● What the task requires:
In the material below, find every line with "this" and pull it out.
* BEGIN *
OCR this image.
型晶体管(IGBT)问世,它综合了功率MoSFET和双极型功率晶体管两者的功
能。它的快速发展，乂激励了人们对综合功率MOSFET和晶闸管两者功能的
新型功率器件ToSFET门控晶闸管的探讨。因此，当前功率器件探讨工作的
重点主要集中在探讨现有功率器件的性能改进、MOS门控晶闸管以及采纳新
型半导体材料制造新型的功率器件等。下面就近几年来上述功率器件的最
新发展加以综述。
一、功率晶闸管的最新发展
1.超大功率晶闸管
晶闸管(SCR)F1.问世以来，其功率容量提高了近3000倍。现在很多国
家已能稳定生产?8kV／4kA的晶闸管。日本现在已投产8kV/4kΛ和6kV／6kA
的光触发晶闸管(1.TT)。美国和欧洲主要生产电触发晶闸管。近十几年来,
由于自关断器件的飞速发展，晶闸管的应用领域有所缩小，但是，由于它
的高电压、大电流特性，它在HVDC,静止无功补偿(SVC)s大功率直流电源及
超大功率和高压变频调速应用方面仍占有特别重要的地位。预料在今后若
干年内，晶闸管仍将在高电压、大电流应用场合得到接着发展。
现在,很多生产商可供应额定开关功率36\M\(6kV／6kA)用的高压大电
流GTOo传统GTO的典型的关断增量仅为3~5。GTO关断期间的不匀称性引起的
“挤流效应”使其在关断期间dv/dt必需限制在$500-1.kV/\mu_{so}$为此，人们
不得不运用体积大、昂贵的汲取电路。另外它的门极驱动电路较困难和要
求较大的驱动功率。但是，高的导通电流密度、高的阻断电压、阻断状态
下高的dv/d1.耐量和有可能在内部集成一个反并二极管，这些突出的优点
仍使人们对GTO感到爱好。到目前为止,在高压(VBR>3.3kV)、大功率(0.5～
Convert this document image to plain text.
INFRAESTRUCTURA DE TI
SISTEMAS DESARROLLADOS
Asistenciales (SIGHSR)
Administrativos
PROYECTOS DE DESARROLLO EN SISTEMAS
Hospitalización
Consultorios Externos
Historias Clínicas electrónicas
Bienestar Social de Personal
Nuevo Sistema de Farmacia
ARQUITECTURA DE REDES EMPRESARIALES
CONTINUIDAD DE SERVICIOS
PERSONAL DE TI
* END *
● Exercise answer:
OCR this image.
Convert this document image to plain text.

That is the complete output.